__Task goal__. Set down the material below in full, matching it exactly.
------------------------------------------------------------------------
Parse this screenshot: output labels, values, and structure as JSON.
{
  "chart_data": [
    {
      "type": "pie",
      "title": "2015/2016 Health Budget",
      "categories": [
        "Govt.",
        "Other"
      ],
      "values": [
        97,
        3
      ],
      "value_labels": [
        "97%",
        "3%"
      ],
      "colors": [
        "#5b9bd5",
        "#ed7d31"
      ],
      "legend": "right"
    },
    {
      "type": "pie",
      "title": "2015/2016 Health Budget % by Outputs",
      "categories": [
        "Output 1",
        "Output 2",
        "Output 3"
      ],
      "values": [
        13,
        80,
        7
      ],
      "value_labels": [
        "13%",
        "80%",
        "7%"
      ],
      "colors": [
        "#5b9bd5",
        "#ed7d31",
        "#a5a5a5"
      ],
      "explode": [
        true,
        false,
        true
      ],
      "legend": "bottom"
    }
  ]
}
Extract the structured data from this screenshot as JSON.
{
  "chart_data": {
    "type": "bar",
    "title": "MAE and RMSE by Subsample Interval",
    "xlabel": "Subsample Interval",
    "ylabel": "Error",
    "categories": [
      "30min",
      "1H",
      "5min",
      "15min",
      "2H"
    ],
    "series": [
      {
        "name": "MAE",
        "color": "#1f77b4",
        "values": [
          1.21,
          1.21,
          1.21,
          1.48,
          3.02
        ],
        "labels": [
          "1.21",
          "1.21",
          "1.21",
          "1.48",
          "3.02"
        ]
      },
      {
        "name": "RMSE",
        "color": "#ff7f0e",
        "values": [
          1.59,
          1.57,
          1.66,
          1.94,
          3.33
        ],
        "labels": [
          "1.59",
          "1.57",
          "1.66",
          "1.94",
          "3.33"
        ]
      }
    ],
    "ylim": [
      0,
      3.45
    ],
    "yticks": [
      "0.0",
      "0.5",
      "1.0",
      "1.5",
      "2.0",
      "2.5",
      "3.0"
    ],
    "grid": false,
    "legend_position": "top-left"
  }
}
------------------------------------------------------------------------
__Solution to this exercise__.
Parse this screenshot: output labels, values, and structure as JSON.
{
  "chart_data": [
    {
      "type": "pie",
      "title": "2015/2016 Health Budget",
      "categories": [
        "Govt.",
        "Other"
      ],
      "values": [
        97,
        3
      ],
      "value_labels": [
        "97%",
        "3%"
      ],
      "colors": [
        "#5b9bd5",
        "#ed7d31"
      ],
      "legend": "right"
    },
    {
      "type": "pie",
      "title": "2015/2016 Health Budget % by Outputs",
      "categories": [
        "Output 1",
        "Output 2",
        "Output 3"
      ],
      "values": [
        13,
        80,
        7
      ],
      "value_labels": [
        "13%",
        "80%",
        "7%"
      ],
      "colors": [
        "#5b9bd5",
        "#ed7d31",
        "#a5a5a5"
      ],
      "explode": [
        true,
        false,
        true
      ],
      "legend": "bottom"
    }
  ]
}
Extract the structured data from this screenshot as JSON.
{
  "chart_data": {
    "type": "bar",
    "title": "MAE and RMSE by Subsample Interval",
    "xlabel": "Subsample Interval",
    "ylabel": "Error",
    "categories": [
      "30min",
      "1H",
      "5min",
      "15min",
      "2H"
    ],
    "series": [
      {
        "name": "MAE",
        "color": "#1f77b4",
        "values": [
          1.21,
          1.21,
          1.21,
          1.48,
          3.02
        ],
        "labels": [
          "1.21",
          "1.21",
          "1.21",
          "1.48",
          "3.02"
        ]
      },
      {
        "name": "RMSE",
        "color": "#ff7f0e",
        "values": [
          1.59,
          1.57,
          1.66,
          1.94,
          3.33
        ],
        "labels": [
          "1.59",
          "1.57",
          "1.66",
          "1.94",
          "3.33"
        ]
      }
    ],
    "ylim": [
      0,
      3.45
    ],
    "yticks": [
      "0.0",
      "0.5",
      "1.0",
      "1.5",
      "2.0",
      "2.5",
      "3.0"
    ],
    "grid": false,
    "legend_position": "top-left"
  }
}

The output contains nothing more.